EXERCISE DATA:
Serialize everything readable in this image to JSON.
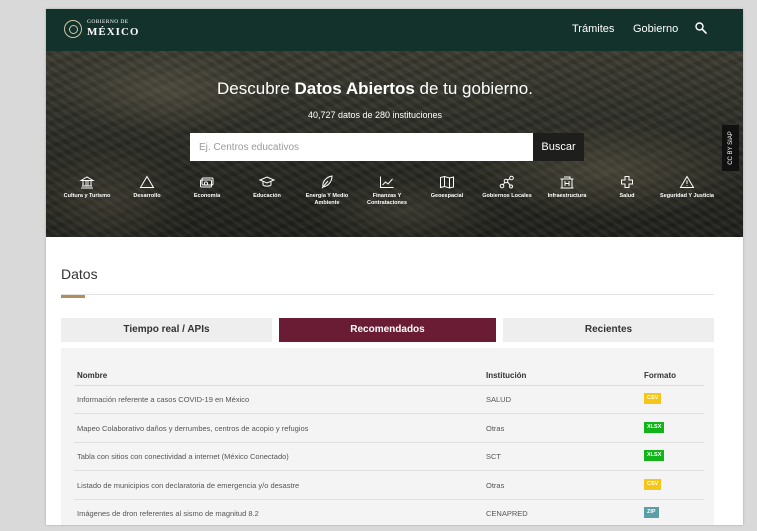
{
  "navbar": {
    "logo_line1": "GOBIERNO DE",
    "logo_line2": "MÉXICO",
    "links": [
      "Trámites",
      "Gobierno"
    ],
    "search_icon": "search-icon"
  },
  "hero": {
    "title_pre": "Descubre ",
    "title_bold": "Datos Abiertos",
    "title_post": " de tu gobierno.",
    "subtitle": "40,727 datos de 280 instituciones",
    "search_placeholder": "Ej. Centros educativos",
    "search_button": "Buscar",
    "credit": "CC BY SIAP",
    "categories": [
      {
        "label": "Cultura y Turismo",
        "icon": "monument-icon"
      },
      {
        "label": "Desarrollo",
        "icon": "triangle-icon"
      },
      {
        "label": "Economía",
        "icon": "money-icon"
      },
      {
        "label": "Educación",
        "icon": "graduation-cap-icon"
      },
      {
        "label": "Energía Y Medio Ambiente",
        "icon": "leaf-icon"
      },
      {
        "label": "Finanzas Y Contrataciones",
        "icon": "line-chart-icon"
      },
      {
        "label": "Geoespacial",
        "icon": "map-icon"
      },
      {
        "label": "Gobiernos Locales",
        "icon": "network-icon"
      },
      {
        "label": "Infraestructura",
        "icon": "building-icon"
      },
      {
        "label": "Salud",
        "icon": "medical-cross-icon"
      },
      {
        "label": "Seguridad Y Justicia",
        "icon": "warning-icon"
      }
    ]
  },
  "datos": {
    "title": "Datos",
    "tabs": [
      "Tiempo real / APIs",
      "Recomendados",
      "Recientes"
    ],
    "active_tab": "Recomendados",
    "columns": [
      "Nombre",
      "Institución",
      "Formato"
    ],
    "rows": [
      {
        "name": "Información referente a casos COVID-19 en México",
        "institution": "SALUD",
        "format": "CSV"
      },
      {
        "name": "Mapeo Colaborativo daños y derrumbes, centros de acopio y refugios",
        "institution": "Otras",
        "format": "XLSX"
      },
      {
        "name": "Tabla con sitios con conectividad a internet (México Conectado)",
        "institution": "SCT",
        "format": "XLSX"
      },
      {
        "name": "Listado de municipios con declaratoria de emergencia y/o desastre",
        "institution": "Otras",
        "format": "CSV"
      },
      {
        "name": "Imágenes de dron referentes al sismo de magnitud 8.2",
        "institution": "CENAPRED",
        "format": "ZIP"
      }
    ]
  },
  "colors": {
    "navbar": "#13322b",
    "active_tab": "#6b1c35",
    "accent": "#b38e5d",
    "csv": "#f5c518",
    "xlsx": "#12b41a",
    "zip": "#5a9ea8"
  }
}
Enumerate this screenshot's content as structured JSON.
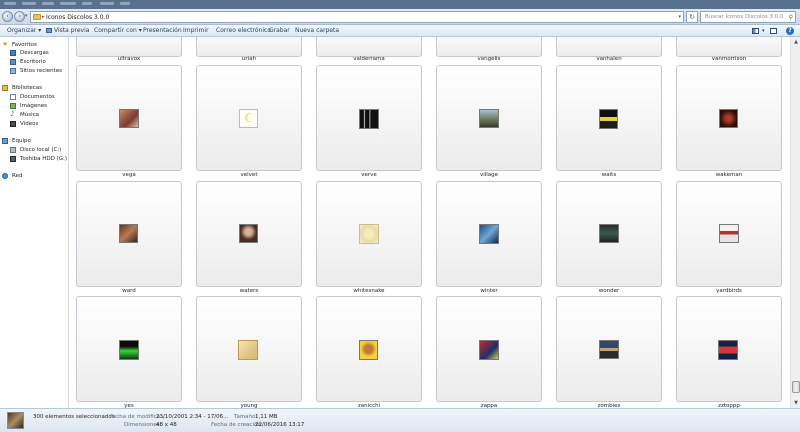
{
  "window": {
    "title": "Iconos Discolos 3.0.0"
  },
  "address": {
    "path": "Iconos Discolos 3.0.0",
    "search_placeholder": "Buscar Iconos Discolos 3.0.0"
  },
  "toolbar": {
    "organize": "Organizar",
    "preview": "Vista previa",
    "share": "Compartir con",
    "slideshow": "Presentación",
    "print": "Imprimir",
    "email": "Correo electrónico",
    "burn": "Grabar",
    "new_folder": "Nueva carpeta",
    "help": "?"
  },
  "nav": {
    "favorites": "Favoritos",
    "downloads": "Descargas",
    "desktop": "Escritorio",
    "recent": "Sitios recientes",
    "libraries": "Bibliotecas",
    "documents": "Documentos",
    "images": "Imágenes",
    "music": "Música",
    "videos": "Vídeos",
    "computer": "Equipo",
    "local_disk": "Disco local (C:)",
    "hdd": "Toshiba HDD (G:)",
    "network": "Red"
  },
  "grid": {
    "row0": [
      "ultravox",
      "uriah",
      "valderrama",
      "vangelis",
      "vanhalen",
      "vanmorrison"
    ],
    "row1": [
      "vega",
      "velvet",
      "verve",
      "village",
      "waits",
      "wakeman"
    ],
    "row2": [
      "ward",
      "waters",
      "whitesnake",
      "winter",
      "wonder",
      "yardbirds"
    ],
    "row3": [
      "yes",
      "young",
      "zanicchi",
      "zappa",
      "zombies",
      "zztoppp"
    ]
  },
  "details": {
    "selected": "300 elementos seleccionados",
    "modified_label": "Fecha de modifica...",
    "modified_value": "23/10/2001 2:34 - 17/06...",
    "size_label": "Tamaño:",
    "size_value": "1,11 MB",
    "dimensions_label": "Dimensiones:",
    "dimensions_value": "48 x 48",
    "created_label": "Fecha de creación:",
    "created_value": "22/06/2016 13:17"
  }
}
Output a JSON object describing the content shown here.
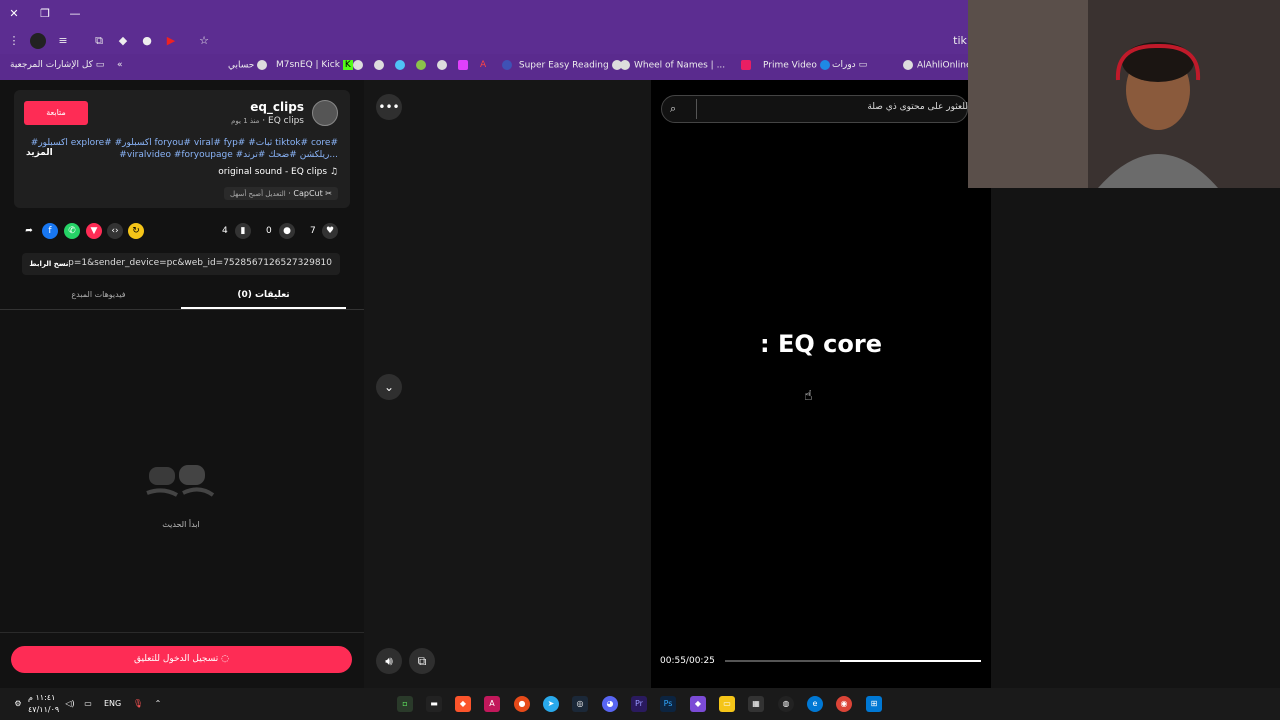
{
  "browser": {
    "tab_fragment": "tik",
    "bookmarks": [
      {
        "label": "كل الإشارات المرجعية"
      },
      {
        "label": "حسابي"
      },
      {
        "label": "M7snEQ | Kick"
      },
      {
        "label": "Super Easy Reading"
      },
      {
        "label": "Wheel of Names | ..."
      },
      {
        "label": "Prime Video"
      },
      {
        "label": "دورات"
      },
      {
        "label": "AlAhliOnline"
      }
    ]
  },
  "post": {
    "follow_label": "متابعة",
    "username": "eq_clips",
    "display_name": "EQ clips",
    "posted_ago": "منذ 1 يوم",
    "more_label": "المزيد",
    "hashtags_line1": "#اكسبلور explore# #اكسبلور foryou# viral# fyp# #ثبات tiktok# core#",
    "hashtags_line2": "#viralvideo #foryoupage #ريلكشن #ضحك #ترند...",
    "sound": "original sound - EQ clips",
    "capcut_label": "CapCut",
    "capcut_desc": "التعديل أصبح أسهل",
    "likes": "7",
    "comments": "0",
    "saves": "4",
    "link": "...p=1&sender_device=pc&web_id=7528567126527329810",
    "copy_link_label": "نسخ الرابط"
  },
  "tabs": {
    "comments": "(0) تعليقات",
    "creator_videos": "فيديوهات المبدع"
  },
  "empty_state": "ابدأ الحديث",
  "login_label": "تسجيل الدخول للتعليق",
  "video": {
    "overlay_text": ": EQ core",
    "timecode": "00:55/00:25",
    "progress": 0.45
  },
  "search": {
    "placeholder": "للعثور على محتوى ذي صلة"
  },
  "taskbar": {
    "time": "١١:٤١ م",
    "date": "٤٧/١١/٠٩",
    "lang": "ENG"
  },
  "colors": {
    "accent": "#fe2c55",
    "chrome": "#5c2d91"
  }
}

DESCRIPTION OF THE TASK:
Repeat the entries exactly and keep the pictures out of the copy.

ANSWER TO THE EXERCISE:
Serialize everything readable in this image to JSON.
{
  "navbar": {
    "logo_line1": "GOBIERNO DE",
    "logo_line2": "MÉXICO",
    "links": [
      "Trámites",
      "Gobierno"
    ],
    "search_icon": "search-icon"
  },
  "hero": {
    "title_pre": "Descubre ",
    "title_bold": "Datos Abiertos",
    "title_post": " de tu gobierno.",
    "subtitle": "40,727 datos de 280 instituciones",
    "search_placeholder": "Ej. Centros educativos",
    "search_button": "Buscar",
    "credit": "CC BY SIAP",
    "categories": [
      {
        "label": "Cultura y Turismo",
        "icon": "monument-icon"
      },
      {
        "label": "Desarrollo",
        "icon": "triangle-icon"
      },
      {
        "label": "Economía",
        "icon": "money-icon"
      },
      {
        "label": "Educación",
        "icon": "graduation-cap-icon"
      },
      {
        "label": "Energía Y Medio Ambiente",
        "icon": "leaf-icon"
      },
      {
        "label": "Finanzas Y Contrataciones",
        "icon": "line-chart-icon"
      },
      {
        "label": "Geoespacial",
        "icon": "map-icon"
      },
      {
        "label": "Gobiernos Locales",
        "icon": "network-icon"
      },
      {
        "label": "Infraestructura",
        "icon": "building-icon"
      },
      {
        "label": "Salud",
        "icon": "medical-cross-icon"
      },
      {
        "label": "Seguridad Y Justicia",
        "icon": "warning-icon"
      }
    ]
  },
  "datos": {
    "title": "Datos",
    "tabs": [
      "Tiempo real / APIs",
      "Recomendados",
      "Recientes"
    ],
    "active_tab": "Recomendados",
    "columns": [
      "Nombre",
      "Institución",
      "Formato"
    ],
    "rows": [
      {
        "name": "Información referente a casos COVID-19 en México",
        "institution": "SALUD",
        "format": "CSV"
      },
      {
        "name": "Mapeo Colaborativo daños y derrumbes, centros de acopio y refugios",
        "institution": "Otras",
        "format": "XLSX"
      },
      {
        "name": "Tabla con sitios con conectividad a internet (México Conectado)",
        "institution": "SCT",
        "format": "XLSX"
      },
      {
        "name": "Listado de municipios con declaratoria de emergencia y/o desastre",
        "institution": "Otras",
        "format": "CSV"
      },
      {
        "name": "Imágenes de dron referentes al sismo de magnitud 8.2",
        "institution": "CENAPRED",
        "format": "ZIP"
      }
    ]
  },
  "colors": {
    "navbar": "#13322b",
    "active_tab": "#6b1c35",
    "accent": "#b38e5d",
    "csv": "#f5c518",
    "xlsx": "#12b41a",
    "zip": "#5a9ea8"
  }
}
Enumerate this screenshot's content as structured JSON.
{
  "window": {
    "title": "Iconos Discolos 3.0.0"
  },
  "address": {
    "path": "Iconos Discolos 3.0.0",
    "search_placeholder": "Buscar Iconos Discolos 3.0.0"
  },
  "toolbar": {
    "organize": "Organizar",
    "preview": "Vista previa",
    "share": "Compartir con",
    "slideshow": "Presentación",
    "print": "Imprimir",
    "email": "Correo electrónico",
    "burn": "Grabar",
    "new_folder": "Nueva carpeta",
    "help": "?"
  },
  "nav": {
    "favorites": "Favoritos",
    "downloads": "Descargas",
    "desktop": "Escritorio",
    "recent": "Sitios recientes",
    "libraries": "Bibliotecas",
    "documents": "Documentos",
    "images": "Imágenes",
    "music": "Música",
    "videos": "Vídeos",
    "computer": "Equipo",
    "local_disk": "Disco local (C:)",
    "hdd": "Toshiba HDD (G:)",
    "network": "Red"
  },
  "grid": {
    "row0": [
      "ultravox",
      "uriah",
      "valderrama",
      "vangelis",
      "vanhalen",
      "vanmorrison"
    ],
    "row1": [
      "vega",
      "velvet",
      "verve",
      "village",
      "waits",
      "wakeman"
    ],
    "row2": [
      "ward",
      "waters",
      "whitesnake",
      "winter",
      "wonder",
      "yardbirds"
    ],
    "row3": [
      "yes",
      "young",
      "zanicchi",
      "zappa",
      "zombies",
      "zztoppp"
    ]
  },
  "details": {
    "selected": "300 elementos seleccionados",
    "modified_label": "Fecha de modifica...",
    "modified_value": "23/10/2001 2:34 - 17/06...",
    "size_label": "Tamaño:",
    "size_value": "1,11 MB",
    "dimensions_label": "Dimensiones:",
    "dimensions_value": "48 x 48",
    "created_label": "Fecha de creación:",
    "created_value": "22/06/2016 13:17"
  }
}
Output a JSON object describing the content shown here.
{
  "browser": {
    "tab_fragment": "tik",
    "bookmarks": [
      {
        "label": "كل الإشارات المرجعية"
      },
      {
        "label": "حسابي"
      },
      {
        "label": "M7snEQ | Kick"
      },
      {
        "label": "Super Easy Reading"
      },
      {
        "label": "Wheel of Names | ..."
      },
      {
        "label": "Prime Video"
      },
      {
        "label": "دورات"
      },
      {
        "label": "AlAhliOnline"
      }
    ]
  },
  "post": {
    "follow_label": "متابعة",
    "username": "eq_clips",
    "display_name": "EQ clips",
    "posted_ago": "منذ 1 يوم",
    "more_label": "المزيد",
    "hashtags_line1": "#اكسبلور explore# #اكسبلور foryou# viral# fyp# #ثبات tiktok# core#",
    "hashtags_line2": "#viralvideo #foryoupage #ريلكشن #ضحك #ترند...",
    "sound": "original sound - EQ clips",
    "capcut_label": "CapCut",
    "capcut_desc": "التعديل أصبح أسهل",
    "likes": "7",
    "comments": "0",
    "saves": "4",
    "link": "...p=1&sender_device=pc&web_id=7528567126527329810",
    "copy_link_label": "نسخ الرابط"
  },
  "tabs": {
    "comments": "(0) تعليقات",
    "creator_videos": "فيديوهات المبدع"
  },
  "empty_state": "ابدأ الحديث",
  "login_label": "تسجيل الدخول للتعليق",
  "video": {
    "overlay_text": ": EQ core",
    "timecode": "00:55/00:25",
    "progress": 0.45
  },
  "search": {
    "placeholder": "للعثور على محتوى ذي صلة"
  },
  "taskbar": {
    "time": "١١:٤١ م",
    "date": "٤٧/١١/٠٩",
    "lang": "ENG"
  },
  "colors": {
    "accent": "#fe2c55",
    "chrome": "#5c2d91"
  }
}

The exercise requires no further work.